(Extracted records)

--- begin ---

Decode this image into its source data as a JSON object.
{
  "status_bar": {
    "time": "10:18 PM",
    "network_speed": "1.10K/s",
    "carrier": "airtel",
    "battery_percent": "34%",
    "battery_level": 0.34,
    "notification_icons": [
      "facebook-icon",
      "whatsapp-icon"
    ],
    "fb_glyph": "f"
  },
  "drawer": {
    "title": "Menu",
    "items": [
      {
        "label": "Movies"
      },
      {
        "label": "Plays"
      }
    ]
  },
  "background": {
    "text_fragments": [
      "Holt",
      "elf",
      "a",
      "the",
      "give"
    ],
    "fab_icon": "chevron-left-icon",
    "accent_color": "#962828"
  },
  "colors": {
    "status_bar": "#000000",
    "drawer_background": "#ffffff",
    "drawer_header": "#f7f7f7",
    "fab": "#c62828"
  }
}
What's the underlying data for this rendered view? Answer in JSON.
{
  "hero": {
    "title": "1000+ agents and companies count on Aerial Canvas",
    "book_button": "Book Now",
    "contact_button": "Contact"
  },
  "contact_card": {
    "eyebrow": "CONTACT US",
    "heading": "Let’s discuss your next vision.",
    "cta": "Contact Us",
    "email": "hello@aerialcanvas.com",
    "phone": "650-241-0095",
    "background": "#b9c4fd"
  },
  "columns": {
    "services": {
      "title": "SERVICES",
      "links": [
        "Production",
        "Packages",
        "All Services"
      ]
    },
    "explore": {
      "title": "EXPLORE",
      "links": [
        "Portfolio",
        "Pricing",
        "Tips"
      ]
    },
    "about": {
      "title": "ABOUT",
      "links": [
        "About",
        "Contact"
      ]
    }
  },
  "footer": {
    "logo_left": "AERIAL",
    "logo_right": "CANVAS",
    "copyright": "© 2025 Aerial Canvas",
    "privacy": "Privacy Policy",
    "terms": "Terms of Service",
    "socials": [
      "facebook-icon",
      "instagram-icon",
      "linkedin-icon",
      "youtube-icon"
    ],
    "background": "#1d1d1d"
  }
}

--- end ---

» REQUIREMENT: Print all of the data exactly as it was given.

» ANSWER TO THE EXERCISE:
Decode this image into its source data as a JSON object.
{
  "status_bar": {
    "time": "10:18 PM",
    "network_speed": "1.10K/s",
    "carrier": "airtel",
    "battery_percent": "34%",
    "battery_level": 0.34,
    "notification_icons": [
      "facebook-icon",
      "whatsapp-icon"
    ],
    "fb_glyph": "f"
  },
  "drawer": {
    "title": "Menu",
    "items": [
      {
        "label": "Movies"
      },
      {
        "label": "Plays"
      }
    ]
  },
  "background": {
    "text_fragments": [
      "Holt",
      "elf",
      "a",
      "the",
      "give"
    ],
    "fab_icon": "chevron-left-icon",
    "accent_color": "#962828"
  },
  "colors": {
    "status_bar": "#000000",
    "drawer_background": "#ffffff",
    "drawer_header": "#f7f7f7",
    "fab": "#c62828"
  }
}
What's the underlying data for this rendered view? Answer in JSON.
{
  "hero": {
    "title": "1000+ agents and companies count on Aerial Canvas",
    "book_button": "Book Now",
    "contact_button": "Contact"
  },
  "contact_card": {
    "eyebrow": "CONTACT US",
    "heading": "Let’s discuss your next vision.",
    "cta": "Contact Us",
    "email": "hello@aerialcanvas.com",
    "phone": "650-241-0095",
    "background": "#b9c4fd"
  },
  "columns": {
    "services": {
      "title": "SERVICES",
      "links": [
        "Production",
        "Packages",
        "All Services"
      ]
    },
    "explore": {
      "title": "EXPLORE",
      "links": [
        "Portfolio",
        "Pricing",
        "Tips"
      ]
    },
    "about": {
      "title": "ABOUT",
      "links": [
        "About",
        "Contact"
      ]
    }
  },
  "footer": {
    "logo_left": "AERIAL",
    "logo_right": "CANVAS",
    "copyright": "© 2025 Aerial Canvas",
    "privacy": "Privacy Policy",
    "terms": "Terms of Service",
    "socials": [
      "facebook-icon",
      "instagram-icon",
      "linkedin-icon",
      "youtube-icon"
    ],
    "background": "#1d1d1d"
  }
}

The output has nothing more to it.